■ **THE EXERCISE**: Please reproduce, unchanged, the lines of the records from the line with "colorbar: 10−13 10−12" through the line with "x-tick-label: 0: [104, 715, 119, 743]", including both of those lines.

■ **RECORDS TO USE**:
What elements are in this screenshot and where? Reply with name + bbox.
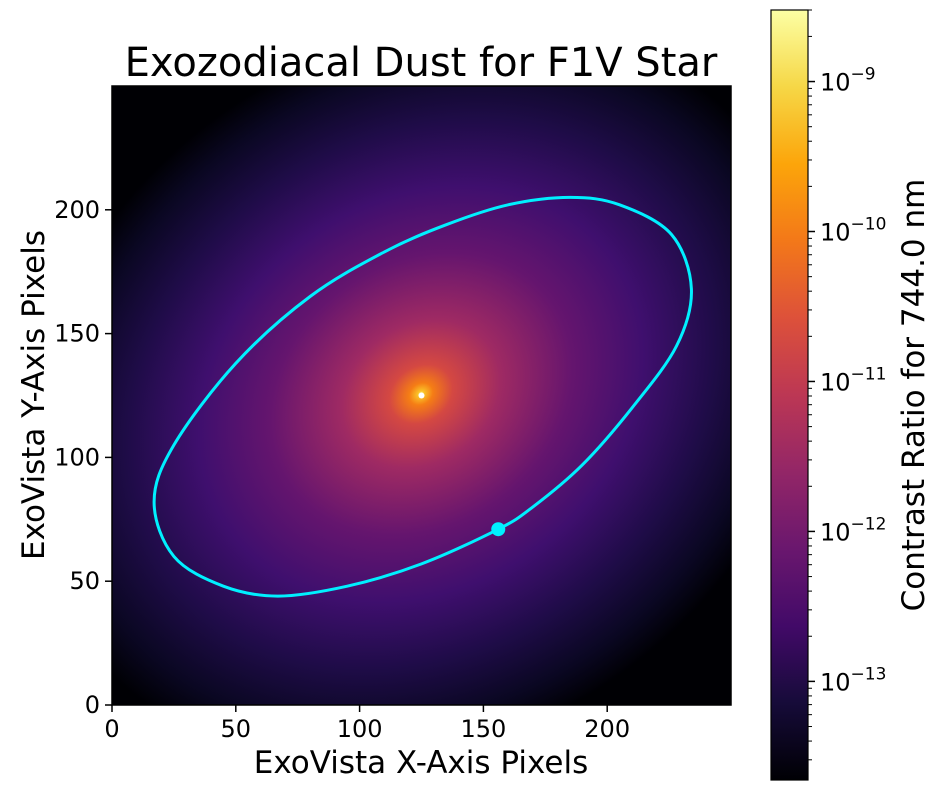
colorbar: 10−13 10−12 10−11 10−10 10−9 Contrast Ratio …: [770, 9, 932, 781]
x-axis-label: ExoVista X-Axis Pixels: [254, 745, 588, 781]
x-tick-label: 200: [584, 715, 630, 743]
plot-area: [111, 85, 732, 706]
colorbar-scale: [770, 9, 809, 781]
y-tick-label: 50: [69, 567, 100, 595]
y-axis-label: ExoVista Y-Axis Pixels: [16, 230, 52, 560]
planet-orbit: [152, 195, 693, 598]
colorbar-tick-label: 10−12: [820, 514, 886, 546]
colorbar-tick-label: 10−10: [820, 215, 886, 247]
x-axis: 0 50 100 150 200: [104, 705, 630, 743]
plot-frame: [111, 85, 732, 706]
x-tick-label: 150: [460, 715, 506, 743]
colorbar-tick-label: 10−9: [820, 65, 876, 97]
y-tick-label: 200: [54, 196, 100, 224]
x-tick-label: 100: [337, 715, 383, 743]
colorbar-tick-label: 10−11: [820, 364, 886, 396]
planet-marker: [491, 522, 506, 537]
y-tick-label: 150: [54, 320, 100, 348]
y-tick-label: 100: [54, 443, 100, 471]
y-axis: 0 50 100 150 200: [54, 196, 112, 719]
y-tick-label: 0: [85, 691, 100, 719]
chart-title: Exozodiacal Dust for F1V Star: [125, 40, 718, 86]
x-tick-label: 50: [221, 715, 252, 743]
colorbar-label: Contrast Ratio for 744.0 nm: [896, 179, 932, 612]
host-star: [418, 392, 425, 399]
colorbar-ticks: 10−13 10−12 10−11 10−10 10−9: [808, 9, 886, 761]
colorbar-tick-label: 10−13: [820, 664, 886, 696]
x-tick-label: 0: [104, 715, 119, 743]
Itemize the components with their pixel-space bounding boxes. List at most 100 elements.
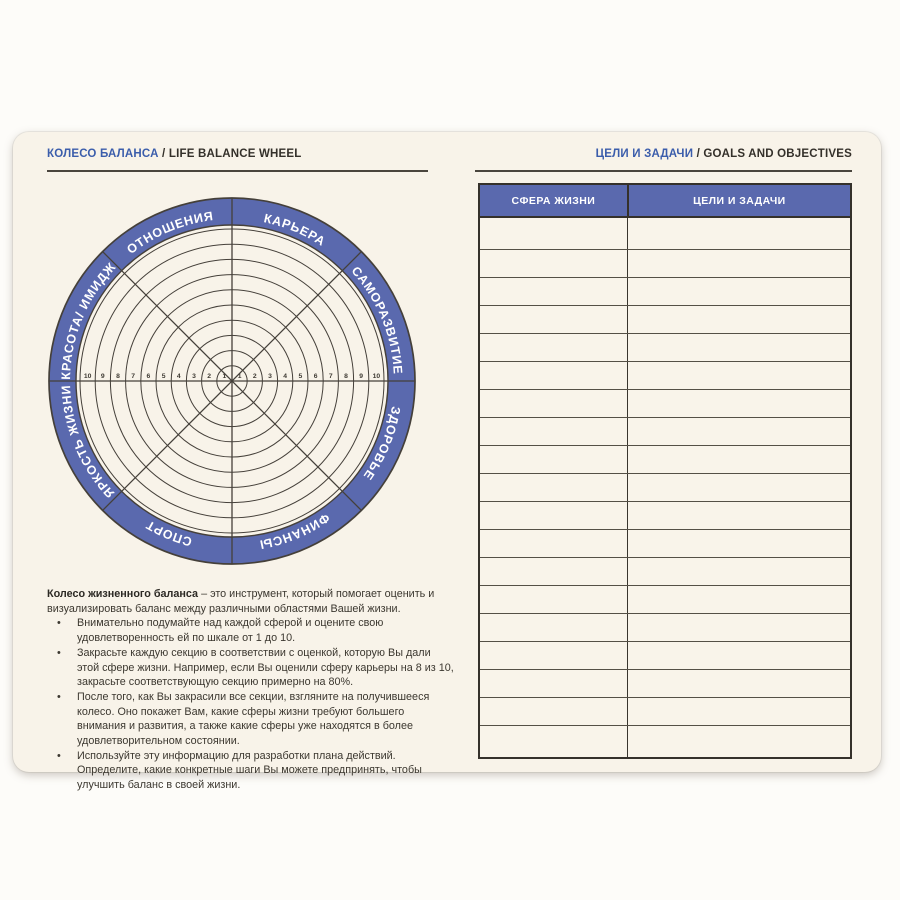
wheel-scale-numbers: 1 1 2 2 3 3 4 4 5 5 6 6 7 7 8 8 9 9 10 10 xyxy=(84,373,381,380)
life-area-cell xyxy=(478,724,629,759)
goals-column-header: СФЕРА ЖИЗНИ xyxy=(478,183,629,218)
goals-table-row xyxy=(478,584,852,614)
life-area-cell xyxy=(478,388,629,418)
svg-text:9: 9 xyxy=(359,373,363,380)
goals-cell xyxy=(627,388,852,418)
goals-table-row xyxy=(478,305,852,335)
instruction-item: • Внимательно подумайте над каждой сферой… xyxy=(47,616,455,645)
life-area-cell xyxy=(478,668,629,698)
svg-text:3: 3 xyxy=(192,373,196,380)
goals-table-row xyxy=(478,249,852,279)
instruction-item: • Закрасьте каждую секцию в соответствии … xyxy=(47,646,455,690)
svg-text:10: 10 xyxy=(373,373,381,380)
goals-cell xyxy=(627,472,852,502)
instruction-text: Внимательно подумайте над каждой сферой … xyxy=(77,617,384,645)
goals-table-row xyxy=(478,361,852,390)
life-area-cell xyxy=(478,500,629,530)
svg-text:6: 6 xyxy=(147,373,151,380)
svg-text:8: 8 xyxy=(116,373,120,380)
bullet-icon: • xyxy=(57,749,61,762)
goals-cell xyxy=(627,668,852,698)
right-page-title: ЦЕЛИ И ЗАДАЧИ / GOALS AND OBJECTIVES xyxy=(475,148,852,172)
svg-text:9: 9 xyxy=(101,373,105,380)
svg-text:5: 5 xyxy=(299,373,303,380)
goals-table-row xyxy=(478,277,852,307)
goals-table-row xyxy=(478,696,852,726)
svg-text:2: 2 xyxy=(253,373,257,380)
svg-text:7: 7 xyxy=(329,373,333,380)
life-area-cell xyxy=(478,472,629,502)
life-area-cell xyxy=(478,249,629,279)
svg-text:5: 5 xyxy=(162,373,166,380)
svg-text:4: 4 xyxy=(283,373,287,380)
left-title-en: LIFE BALANCE WHEEL xyxy=(168,148,302,160)
goals-table-row xyxy=(478,640,852,670)
goals-table-header-row: СФЕРА ЖИЗНИ ЦЕЛИ И ЗАДАЧИ xyxy=(478,183,853,218)
goals-cell xyxy=(627,640,852,670)
goals-table-row xyxy=(478,528,852,558)
goals-table-row xyxy=(478,556,852,586)
svg-text:1: 1 xyxy=(223,373,227,380)
goals-cell xyxy=(627,556,852,586)
goals-cell xyxy=(627,724,852,759)
life-area-cell xyxy=(478,416,629,446)
instruction-text: После того, как Вы закрасили все секции,… xyxy=(77,690,430,748)
goals-table-row xyxy=(478,612,852,642)
bullet-icon: • xyxy=(57,646,61,659)
goals-table-row xyxy=(478,388,852,418)
life-area-cell xyxy=(478,584,629,614)
left-page-title: КОЛЕСО БАЛАНСА / LIFE BALANCE WHEEL xyxy=(47,148,428,172)
life-area-cell xyxy=(478,696,629,726)
life-area-cell xyxy=(478,528,629,558)
goals-table-row xyxy=(478,668,852,698)
goals-cell xyxy=(627,305,852,335)
goals-cell xyxy=(627,361,852,390)
wheel-sector-dividers xyxy=(49,198,415,564)
instructions-lead-rest: – это инструмент, который помогает оцени… xyxy=(47,588,435,615)
goals-cell xyxy=(627,249,852,279)
svg-text:7: 7 xyxy=(131,373,135,380)
goals-cell xyxy=(627,216,852,251)
life-area-cell xyxy=(478,361,629,390)
instruction-item: • Используйте эту информацию для разработ… xyxy=(47,749,455,793)
goals-cell xyxy=(627,500,852,530)
svg-text:10: 10 xyxy=(84,373,92,380)
right-title-ru: ЦЕЛИ И ЗАДАЧИ xyxy=(595,148,694,160)
life-balance-wheel: 1 1 2 2 3 3 4 4 5 5 6 6 7 7 8 8 9 9 10 10 КАРЬЕРА САМОРАЗВИТИ… xyxy=(46,195,418,567)
svg-text:8: 8 xyxy=(344,373,348,380)
svg-text:2: 2 xyxy=(207,373,211,380)
life-area-cell xyxy=(478,640,629,670)
life-area-cell xyxy=(478,556,629,586)
left-title-sep: / xyxy=(158,148,169,160)
wheel-svg: 1 12 23 34 45 56 67 78 89 910 10КАРЬЕРАСАМОРАЗВИТИ… xyxy=(48,197,416,565)
planner-spread-page: КОЛЕСО БАЛАНСА / LIFE BALANCE WHEEL ЦЕЛИ… xyxy=(13,132,881,791)
life-area-cell xyxy=(478,305,629,335)
goals-table-row xyxy=(478,724,852,759)
life-area-cell xyxy=(478,277,629,307)
goals-table-row xyxy=(478,216,852,251)
goals-cell xyxy=(627,333,852,363)
left-title-ru: КОЛЕСО БАЛАНСА xyxy=(47,148,159,160)
instructions-lead: Колесо жизненного баланса – это инструме… xyxy=(47,587,455,616)
wheel-instructions: Колесо жизненного баланса – это инструме… xyxy=(47,587,455,793)
bullet-icon: • xyxy=(57,690,61,703)
goals-cell xyxy=(627,416,852,446)
goals-table-row xyxy=(478,333,852,363)
instruction-text: Закрасьте каждую секцию в соответствии с… xyxy=(77,646,454,689)
goals-cell xyxy=(627,584,852,614)
right-title-sep: / xyxy=(693,148,704,160)
life-area-cell xyxy=(478,612,629,642)
goals-cell xyxy=(627,444,852,474)
goals-table-row xyxy=(478,500,852,530)
instruction-text: Используйте эту информацию для разработк… xyxy=(77,749,422,792)
instructions-list: • Внимательно подумайте над каждой сферой… xyxy=(47,616,455,792)
svg-text:6: 6 xyxy=(314,373,318,380)
svg-text:4: 4 xyxy=(177,373,181,380)
goals-table-row xyxy=(478,444,852,474)
bullet-icon: • xyxy=(57,617,61,630)
svg-text:3: 3 xyxy=(268,373,272,380)
right-title-en: GOALS AND OBJECTIVES xyxy=(703,148,852,160)
goals-cell xyxy=(627,696,852,726)
life-area-cell xyxy=(478,333,629,363)
goals-cell xyxy=(627,528,852,558)
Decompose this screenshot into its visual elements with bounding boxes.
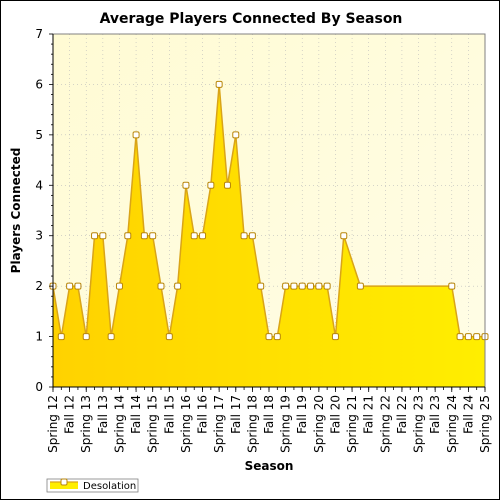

■ **CORRECT ANSWER**:
colorbar: 10−13 10−12 10−11 10−10 10−9 Contrast Ratio …: [770, 9, 932, 781]
x-axis-label: ExoVista X-Axis Pixels: [254, 745, 588, 781]
x-tick-label: 200: [584, 715, 630, 743]
plot-area: [111, 85, 732, 706]
colorbar-scale: [770, 9, 809, 781]
y-tick-label: 50: [69, 567, 100, 595]
y-axis-label: ExoVista Y-Axis Pixels: [16, 230, 52, 560]
planet-orbit: [152, 195, 693, 598]
colorbar-tick-label: 10−12: [820, 514, 886, 546]
colorbar-tick-label: 10−10: [820, 215, 886, 247]
x-axis: 0 50 100 150 200: [104, 705, 630, 743]
plot-frame: [111, 85, 732, 706]
x-tick-label: 150: [460, 715, 506, 743]
colorbar-tick-label: 10−9: [820, 65, 876, 97]
y-tick-label: 200: [54, 196, 100, 224]
x-tick-label: 100: [337, 715, 383, 743]
colorbar-tick-label: 10−11: [820, 364, 886, 396]
planet-marker: [491, 522, 506, 537]
y-tick-label: 150: [54, 320, 100, 348]
y-tick-label: 100: [54, 443, 100, 471]
y-axis: 0 50 100 150 200: [54, 196, 112, 719]
y-tick-label: 0: [85, 691, 100, 719]
chart-title: Exozodiacal Dust for F1V Star: [125, 40, 718, 86]
x-tick-label: 50: [221, 715, 252, 743]
colorbar-label: Contrast Ratio for 744.0 nm: [896, 179, 932, 612]
host-star: [418, 392, 425, 399]
colorbar-ticks: 10−13 10−12 10−11 10−10 10−9: [808, 9, 886, 761]
colorbar-tick-label: 10−13: [820, 664, 886, 696]
x-tick-label: 0: [104, 715, 119, 743]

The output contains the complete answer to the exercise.